TASK GOAL :: Please update the items below, changing every "Patent image size" to "Drawing dimensions" and leaving all else the same.

** start of THE RECORDS **

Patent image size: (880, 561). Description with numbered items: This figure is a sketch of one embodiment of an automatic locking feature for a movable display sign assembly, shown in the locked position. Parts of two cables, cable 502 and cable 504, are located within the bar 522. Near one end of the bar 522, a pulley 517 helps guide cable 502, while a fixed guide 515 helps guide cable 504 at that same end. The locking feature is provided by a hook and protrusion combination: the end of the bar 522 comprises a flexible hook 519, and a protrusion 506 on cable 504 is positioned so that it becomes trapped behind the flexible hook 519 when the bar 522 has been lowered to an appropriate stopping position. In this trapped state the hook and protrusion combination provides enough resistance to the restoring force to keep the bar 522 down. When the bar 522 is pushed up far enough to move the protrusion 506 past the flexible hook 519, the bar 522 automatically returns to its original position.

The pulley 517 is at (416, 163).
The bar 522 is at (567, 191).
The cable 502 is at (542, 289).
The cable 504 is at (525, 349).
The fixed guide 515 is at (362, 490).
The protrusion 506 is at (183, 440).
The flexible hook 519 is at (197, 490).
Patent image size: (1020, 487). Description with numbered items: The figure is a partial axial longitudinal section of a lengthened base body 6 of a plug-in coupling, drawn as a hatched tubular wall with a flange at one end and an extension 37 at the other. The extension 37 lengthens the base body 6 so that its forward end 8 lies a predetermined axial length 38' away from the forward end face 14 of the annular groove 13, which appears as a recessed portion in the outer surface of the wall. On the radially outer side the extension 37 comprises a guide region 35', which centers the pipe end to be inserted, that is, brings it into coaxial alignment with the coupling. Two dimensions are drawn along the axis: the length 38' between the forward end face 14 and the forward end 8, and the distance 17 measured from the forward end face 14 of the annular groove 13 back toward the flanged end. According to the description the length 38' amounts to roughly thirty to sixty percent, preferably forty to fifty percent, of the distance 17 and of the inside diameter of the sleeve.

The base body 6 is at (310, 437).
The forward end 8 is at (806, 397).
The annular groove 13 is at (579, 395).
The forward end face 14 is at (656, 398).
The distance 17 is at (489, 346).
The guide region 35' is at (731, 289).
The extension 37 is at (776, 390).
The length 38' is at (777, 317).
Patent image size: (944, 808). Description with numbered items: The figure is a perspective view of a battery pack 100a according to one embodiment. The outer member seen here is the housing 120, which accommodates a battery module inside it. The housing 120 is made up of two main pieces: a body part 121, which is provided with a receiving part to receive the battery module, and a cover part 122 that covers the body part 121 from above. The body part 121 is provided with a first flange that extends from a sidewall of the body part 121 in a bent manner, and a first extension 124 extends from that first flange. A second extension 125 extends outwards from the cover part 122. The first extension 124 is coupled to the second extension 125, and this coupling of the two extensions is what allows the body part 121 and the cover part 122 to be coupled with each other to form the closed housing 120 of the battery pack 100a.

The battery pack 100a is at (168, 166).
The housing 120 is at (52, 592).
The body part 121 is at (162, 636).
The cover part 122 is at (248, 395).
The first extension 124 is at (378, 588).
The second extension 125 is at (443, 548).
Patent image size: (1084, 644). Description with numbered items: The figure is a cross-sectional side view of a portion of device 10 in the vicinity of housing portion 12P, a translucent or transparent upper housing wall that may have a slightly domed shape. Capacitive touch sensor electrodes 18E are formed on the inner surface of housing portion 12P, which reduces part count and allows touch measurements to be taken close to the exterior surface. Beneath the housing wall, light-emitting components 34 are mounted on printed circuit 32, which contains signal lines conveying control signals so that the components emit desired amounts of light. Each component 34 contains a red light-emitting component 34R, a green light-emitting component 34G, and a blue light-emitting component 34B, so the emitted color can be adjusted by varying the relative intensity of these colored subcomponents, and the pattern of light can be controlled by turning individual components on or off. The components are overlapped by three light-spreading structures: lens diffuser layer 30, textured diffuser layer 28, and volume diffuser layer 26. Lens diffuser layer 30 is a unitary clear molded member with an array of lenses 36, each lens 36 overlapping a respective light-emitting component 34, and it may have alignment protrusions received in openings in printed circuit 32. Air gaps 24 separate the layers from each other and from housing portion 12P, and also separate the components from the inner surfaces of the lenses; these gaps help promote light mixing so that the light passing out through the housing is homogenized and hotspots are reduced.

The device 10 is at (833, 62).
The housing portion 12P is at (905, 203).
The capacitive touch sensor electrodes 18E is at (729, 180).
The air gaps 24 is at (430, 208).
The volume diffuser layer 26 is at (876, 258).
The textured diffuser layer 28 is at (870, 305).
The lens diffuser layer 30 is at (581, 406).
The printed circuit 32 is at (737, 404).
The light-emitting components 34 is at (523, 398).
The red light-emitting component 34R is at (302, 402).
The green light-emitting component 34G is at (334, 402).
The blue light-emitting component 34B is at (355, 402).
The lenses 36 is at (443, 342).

** end of THE RECORDS **

TASK ANSWER ::
Drawing dimensions: (880, 561). Description with numbered items: This figure is a sketch of one embodiment of an automatic locking feature for a movable display sign assembly, shown in the locked position. Parts of two cables, cable 502 and cable 504, are located within the bar 522. Near one end of the bar 522, a pulley 517 helps guide cable 502, while a fixed guide 515 helps guide cable 504 at that same end. The locking feature is provided by a hook and protrusion combination: the end of the bar 522 comprises a flexible hook 519, and a protrusion 506 on cable 504 is positioned so that it becomes trapped behind the flexible hook 519 when the bar 522 has been lowered to an appropriate stopping position. In this trapped state the hook and protrusion combination provides enough resistance to the restoring force to keep the bar 522 down. When the bar 522 is pushed up far enough to move the protrusion 506 past the flexible hook 519, the bar 522 automatically returns to its original position.

The pulley 517 is at (416, 163).
The bar 522 is at (567, 191).
The cable 502 is at (542, 289).
The cable 504 is at (525, 349).
The fixed guide 515 is at (362, 490).
The protrusion 506 is at (183, 440).
The flexible hook 519 is at (197, 490).
Drawing dimensions: (1020, 487). Description with numbered items: The figure is a partial axial longitudinal section of a lengthened base body 6 of a plug-in coupling, drawn as a hatched tubular wall with a flange at one end and an extension 37 at the other. The extension 37 lengthens the base body 6 so that its forward end 8 lies a predetermined axial length 38' away from the forward end face 14 of the annular groove 13, which appears as a recessed portion in the outer surface of the wall. On the radially outer side the extension 37 comprises a guide region 35', which centers the pipe end to be inserted, that is, brings it into coaxial alignment with the coupling. Two dimensions are drawn along the axis: the length 38' between the forward end face 14 and the forward end 8, and the distance 17 measured from the forward end face 14 of the annular groove 13 back toward the flanged end. According to the description the length 38' amounts to roughly thirty to sixty percent, preferably forty to fifty percent, of the distance 17 and of the inside diameter of the sleeve.

The base body 6 is at (310, 437).
The forward end 8 is at (806, 397).
The annular groove 13 is at (579, 395).
The forward end face 14 is at (656, 398).
The distance 17 is at (489, 346).
The guide region 35' is at (731, 289).
The extension 37 is at (776, 390).
The length 38' is at (777, 317).
Drawing dimensions: (944, 808). Description with numbered items: The figure is a perspective view of a battery pack 100a according to one embodiment. The outer member seen here is the housing 120, which accommodates a battery module inside it. The housing 120 is made up of two main pieces: a body part 121, which is provided with a receiving part to receive the battery module, and a cover part 122 that covers the body part 121 from above. The body part 121 is provided with a first flange that extends from a sidewall of the body part 121 in a bent manner, and a first extension 124 extends from that first flange. A second extension 125 extends outwards from the cover part 122. The first extension 124 is coupled to the second extension 125, and this coupling of the two extensions is what allows the body part 121 and the cover part 122 to be coupled with each other to form the closed housing 120 of the battery pack 100a.

The battery pack 100a is at (168, 166).
The housing 120 is at (52, 592).
The body part 121 is at (162, 636).
The cover part 122 is at (248, 395).
The first extension 124 is at (378, 588).
The second extension 125 is at (443, 548).
Drawing dimensions: (1084, 644). Description with numbered items: The figure is a cross-sectional side view of a portion of device 10 in the vicinity of housing portion 12P, a translucent or transparent upper housing wall that may have a slightly domed shape. Capacitive touch sensor electrodes 18E are formed on the inner surface of housing portion 12P, which reduces part count and allows touch measurements to be taken close to the exterior surface. Beneath the housing wall, light-emitting components 34 are mounted on printed circuit 32, which contains signal lines conveying control signals so that the components emit desired amounts of light. Each component 34 contains a red light-emitting component 34R, a green light-emitting component 34G, and a blue light-emitting component 34B, so the emitted color can be adjusted by varying the relative intensity of these colored subcomponents, and the pattern of light can be controlled by turning individual components on or off. The components are overlapped by three light-spreading structures: lens diffuser layer 30, textured diffuser layer 28, and volume diffuser layer 26. Lens diffuser layer 30 is a unitary clear molded member with an array of lenses 36, each lens 36 overlapping a respective light-emitting component 34, and it may have alignment protrusions received in openings in printed circuit 32. Air gaps 24 separate the layers from each other and from housing portion 12P, and also separate the components from the inner surfaces of the lenses; these gaps help promote light mixing so that the light passing out through the housing is homogenized and hotspots are reduced.

The device 10 is at (833, 62).
The housing portion 12P is at (905, 203).
The capacitive touch sensor electrodes 18E is at (729, 180).
The air gaps 24 is at (430, 208).
The volume diffuser layer 26 is at (876, 258).
The textured diffuser layer 28 is at (870, 305).
The lens diffuser layer 30 is at (581, 406).
The printed circuit 32 is at (737, 404).
The light-emitting components 34 is at (523, 398).
The red light-emitting component 34R is at (302, 402).
The green light-emitting component 34G is at (334, 402).
The blue light-emitting component 34B is at (355, 402).
The lenses 36 is at (443, 342).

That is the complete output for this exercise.